_Written instruction:_ Quote every one of the rows below word for word, leaving out the pictures.

_Material for this exercise:_
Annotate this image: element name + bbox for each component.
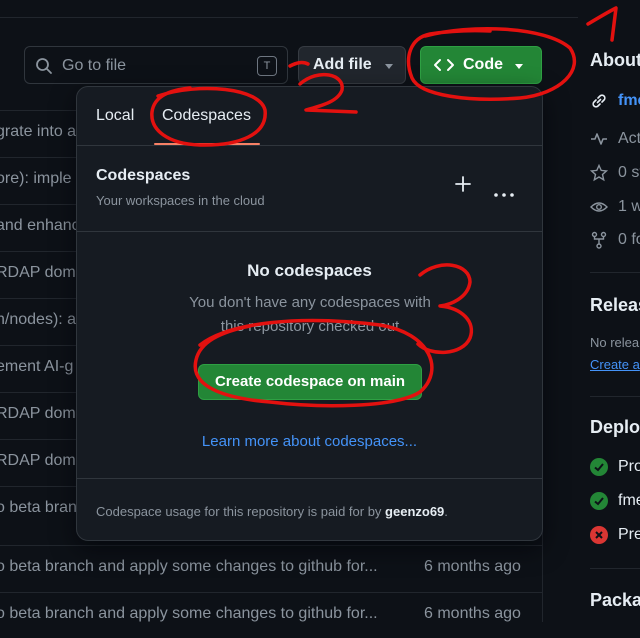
commit-message[interactable]: RDAP dom bbox=[0, 405, 76, 423]
eye-icon bbox=[590, 198, 608, 221]
check-circle-icon bbox=[590, 492, 608, 510]
commit-message[interactable]: and enhanc bbox=[0, 217, 80, 235]
tab-local[interactable]: Local bbox=[96, 107, 134, 125]
deployment-item[interactable]: Pre bbox=[618, 526, 640, 544]
deployments-heading: Deplo bbox=[590, 417, 640, 437]
kebab-horizontal-icon[interactable] bbox=[493, 185, 515, 203]
footer-text: Codespace usage for this repository is p… bbox=[96, 504, 448, 519]
no-releases-text: No relea bbox=[590, 335, 640, 350]
commit-message[interactable]: o beta branch and apply some changes to … bbox=[0, 605, 378, 623]
footer-user: geenzo69 bbox=[385, 504, 445, 519]
footer-prefix: Codespace usage for this repository is p… bbox=[96, 504, 386, 519]
deployment-item[interactable]: Pro bbox=[618, 458, 640, 476]
commit-time: 6 months ago bbox=[424, 558, 521, 575]
pulse-icon bbox=[590, 130, 608, 153]
section-title: Codespaces bbox=[96, 167, 191, 184]
releases-heading: Releas bbox=[590, 295, 640, 315]
search-icon bbox=[35, 57, 53, 80]
x-circle-icon bbox=[590, 526, 608, 544]
commit-message[interactable]: o beta bran bbox=[0, 499, 77, 517]
commit-message[interactable]: n/nodes): a bbox=[0, 311, 76, 329]
tabs-divider bbox=[77, 145, 542, 146]
commit-message[interactable]: o beta branch and apply some changes to … bbox=[0, 558, 378, 576]
commit-message[interactable]: grate into a bbox=[0, 123, 76, 141]
learn-more-link[interactable]: Learn more about codespaces... bbox=[77, 433, 542, 450]
star-icon bbox=[589, 163, 609, 187]
go-to-file-input[interactable]: Go to file T bbox=[24, 46, 288, 84]
sidebar-divider bbox=[590, 568, 640, 569]
plus-icon[interactable] bbox=[452, 173, 474, 200]
table-row[interactable]: o beta branch and apply some changes to … bbox=[0, 545, 542, 591]
commit-message[interactable]: ore): imple bbox=[0, 170, 72, 188]
commit-message[interactable]: RDAP dom bbox=[0, 452, 76, 470]
chevron-down-icon bbox=[385, 64, 393, 69]
create-codespace-button[interactable]: Create codespace on main bbox=[198, 364, 422, 400]
section-subtitle: Your workspaces in the cloud bbox=[96, 193, 265, 208]
code-icon bbox=[433, 57, 455, 78]
empty-state-text: You don't have any codespaces with this … bbox=[189, 294, 431, 335]
sidebar-divider bbox=[590, 396, 640, 397]
forks-count[interactable]: 0 fo bbox=[618, 231, 640, 249]
tab-codespaces[interactable]: Codespaces bbox=[162, 107, 251, 125]
create-release-link[interactable]: Create a bbox=[590, 357, 640, 372]
commit-message[interactable]: RDAP dom bbox=[0, 264, 76, 282]
shortcut-badge: T bbox=[257, 56, 277, 76]
code-button[interactable]: Code bbox=[420, 46, 542, 84]
stars-count[interactable]: 0 st bbox=[618, 164, 640, 182]
empty-state-title: No codespaces bbox=[247, 261, 372, 280]
commit-message[interactable]: ement AI-g bbox=[0, 358, 73, 376]
packages-heading: Packag bbox=[590, 590, 640, 610]
fork-icon bbox=[590, 231, 608, 254]
top-divider bbox=[0, 17, 578, 18]
add-file-label: Add file bbox=[313, 56, 372, 73]
activity-link[interactable]: Act bbox=[618, 130, 640, 148]
deployment-item[interactable]: fme bbox=[618, 492, 640, 510]
sidebar-divider bbox=[590, 272, 640, 273]
chevron-down-icon bbox=[515, 64, 523, 69]
annotation-digit-1 bbox=[586, 6, 618, 42]
footer-suffix: . bbox=[444, 504, 448, 519]
code-label: Code bbox=[463, 56, 503, 73]
check-circle-icon bbox=[590, 458, 608, 476]
about-heading: About bbox=[590, 50, 640, 70]
footer-divider bbox=[77, 478, 542, 479]
watching-count[interactable]: 1 w bbox=[618, 198, 640, 216]
section-divider bbox=[77, 231, 542, 232]
add-file-button[interactable]: Add file bbox=[298, 46, 406, 84]
codespaces-popover: Local Codespaces Codespaces Your workspa… bbox=[76, 86, 543, 541]
search-placeholder: Go to file bbox=[62, 57, 127, 74]
commit-time: 6 months ago bbox=[424, 605, 521, 622]
repo-link[interactable]: fme bbox=[618, 92, 640, 110]
table-row[interactable]: o beta branch and apply some changes to … bbox=[0, 592, 542, 638]
link-icon bbox=[590, 92, 608, 115]
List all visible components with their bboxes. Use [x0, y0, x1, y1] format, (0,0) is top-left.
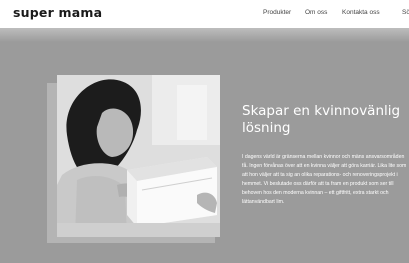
- site-header: super mama Produkter Om oss Kontakta oss…: [0, 0, 409, 28]
- hero-body-text: I dagens värld är gränserna mellan kvinn…: [242, 154, 407, 206]
- brand-logo[interactable]: super mama: [13, 5, 102, 20]
- hero-photo: [57, 75, 220, 237]
- nav-item-produkter[interactable]: Produkter: [263, 9, 291, 16]
- hero-title: Skapar en kvinnovänlig lösning: [242, 103, 401, 136]
- hero-shade: [0, 28, 409, 42]
- nav-item-kontakta-oss[interactable]: Kontakta oss: [342, 9, 380, 16]
- woman-gluing-drawer-photo: [57, 75, 220, 237]
- hero-section: Skapar en kvinnovänlig lösning I dagens …: [0, 28, 409, 263]
- nav-item-search[interactable]: Sö: [402, 9, 409, 16]
- nav-item-om-oss[interactable]: Om oss: [305, 9, 327, 16]
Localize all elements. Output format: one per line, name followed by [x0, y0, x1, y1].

_Worked solution:_
Annotate this image: element name + bbox for each component.
commit-message[interactable]: RDAP dom bbox=[0, 405, 76, 423]
eye-icon bbox=[590, 198, 608, 221]
check-circle-icon bbox=[590, 492, 608, 510]
commit-message[interactable]: and enhanc bbox=[0, 217, 80, 235]
tab-local[interactable]: Local bbox=[96, 107, 134, 125]
deployment-item[interactable]: Pre bbox=[618, 526, 640, 544]
deployments-heading: Deplo bbox=[590, 417, 640, 437]
kebab-horizontal-icon[interactable] bbox=[493, 185, 515, 203]
footer-text: Codespace usage for this repository is p… bbox=[96, 504, 448, 519]
no-releases-text: No relea bbox=[590, 335, 640, 350]
commit-message[interactable]: o beta branch and apply some changes to … bbox=[0, 605, 378, 623]
footer-user: geenzo69 bbox=[385, 504, 445, 519]
footer-prefix: Codespace usage for this repository is p… bbox=[96, 504, 386, 519]
deployment-item[interactable]: Pro bbox=[618, 458, 640, 476]
commit-time: 6 months ago bbox=[424, 558, 521, 575]
pulse-icon bbox=[590, 130, 608, 153]
section-title: Codespaces bbox=[96, 167, 191, 184]
releases-heading: Releas bbox=[590, 295, 640, 315]
search-icon bbox=[35, 57, 53, 80]
x-circle-icon bbox=[590, 526, 608, 544]
commit-message[interactable]: o beta bran bbox=[0, 499, 77, 517]
commit-message[interactable]: n/nodes): a bbox=[0, 311, 76, 329]
tabs-divider bbox=[77, 145, 542, 146]
commit-message[interactable]: o beta branch and apply some changes to … bbox=[0, 558, 378, 576]
commit-message[interactable]: grate into a bbox=[0, 123, 76, 141]
learn-more-link[interactable]: Learn more about codespaces... bbox=[77, 433, 542, 450]
star-icon bbox=[589, 163, 609, 187]
go-to-file-input[interactable]: Go to file T bbox=[24, 46, 288, 84]
sidebar-divider bbox=[590, 568, 640, 569]
plus-icon[interactable] bbox=[452, 173, 474, 200]
table-row[interactable]: o beta branch and apply some changes to … bbox=[0, 545, 542, 591]
commit-message[interactable]: ore): imple bbox=[0, 170, 72, 188]
commit-message[interactable]: RDAP dom bbox=[0, 452, 76, 470]
chevron-down-icon bbox=[385, 64, 393, 69]
create-codespace-button[interactable]: Create codespace on main bbox=[198, 364, 422, 400]
section-subtitle: Your workspaces in the cloud bbox=[96, 193, 265, 208]
code-icon bbox=[433, 57, 455, 78]
empty-state-text: You don't have any codespaces with this … bbox=[189, 294, 431, 335]
sidebar-divider bbox=[590, 396, 640, 397]
forks-count[interactable]: 0 fo bbox=[618, 231, 640, 249]
tab-codespaces[interactable]: Codespaces bbox=[162, 107, 251, 125]
create-release-link[interactable]: Create a bbox=[590, 357, 640, 372]
commit-message[interactable]: RDAP dom bbox=[0, 264, 76, 282]
shortcut-badge: T bbox=[257, 56, 277, 76]
code-button[interactable]: Code bbox=[420, 46, 542, 84]
stars-count[interactable]: 0 st bbox=[618, 164, 640, 182]
empty-state-title: No codespaces bbox=[247, 261, 372, 280]
commit-message[interactable]: ement AI-g bbox=[0, 358, 73, 376]
packages-heading: Packag bbox=[590, 590, 640, 610]
fork-icon bbox=[590, 231, 608, 254]
top-divider bbox=[0, 17, 578, 18]
add-file-label: Add file bbox=[313, 56, 372, 73]
activity-link[interactable]: Act bbox=[618, 130, 640, 148]
deployment-item[interactable]: fme bbox=[618, 492, 640, 510]
sidebar-divider bbox=[590, 272, 640, 273]
chevron-down-icon bbox=[515, 64, 523, 69]
annotation-digit-1 bbox=[586, 6, 618, 42]
footer-suffix: . bbox=[444, 504, 448, 519]
code-label: Code bbox=[463, 56, 503, 73]
check-circle-icon bbox=[590, 458, 608, 476]
about-heading: About bbox=[590, 50, 640, 70]
footer-divider bbox=[77, 478, 542, 479]
watching-count[interactable]: 1 w bbox=[618, 198, 640, 216]
section-divider bbox=[77, 231, 542, 232]
add-file-button[interactable]: Add file bbox=[298, 46, 406, 84]
codespaces-popover: Local Codespaces Codespaces Your workspa… bbox=[76, 86, 543, 541]
search-placeholder: Go to file bbox=[62, 57, 127, 74]
commit-time: 6 months ago bbox=[424, 605, 521, 622]
repo-link[interactable]: fme bbox=[618, 92, 640, 110]
table-row[interactable]: o beta branch and apply some changes to … bbox=[0, 592, 542, 638]
link-icon bbox=[590, 92, 608, 115]
List all visible components with their bboxes. Use [x0, y0, x1, y1] format, (0,0) is top-left.
- site-header: super mama Produkter Om oss Kontakta oss…: [0, 0, 409, 28]
- hero-body-text: I dagens värld är gränserna mellan kvinn…: [242, 154, 407, 206]
- brand-logo[interactable]: super mama: [13, 5, 102, 20]
- hero-photo: [57, 75, 220, 237]
- nav-item-produkter[interactable]: Produkter: [263, 9, 291, 16]
- hero-title: Skapar en kvinnovänlig lösning: [242, 103, 401, 136]
- hero-shade: [0, 28, 409, 42]
- nav-item-kontakta-oss[interactable]: Kontakta oss: [342, 9, 380, 16]
- woman-gluing-drawer-photo: [57, 75, 220, 237]
- hero-section: Skapar en kvinnovänlig lösning I dagens …: [0, 28, 409, 263]
- nav-item-search[interactable]: Sö: [402, 9, 409, 16]
- nav-item-om-oss[interactable]: Om oss: [305, 9, 327, 16]
Localize all elements. Output format: one per line, name followed by [x0, y0, x1, y1].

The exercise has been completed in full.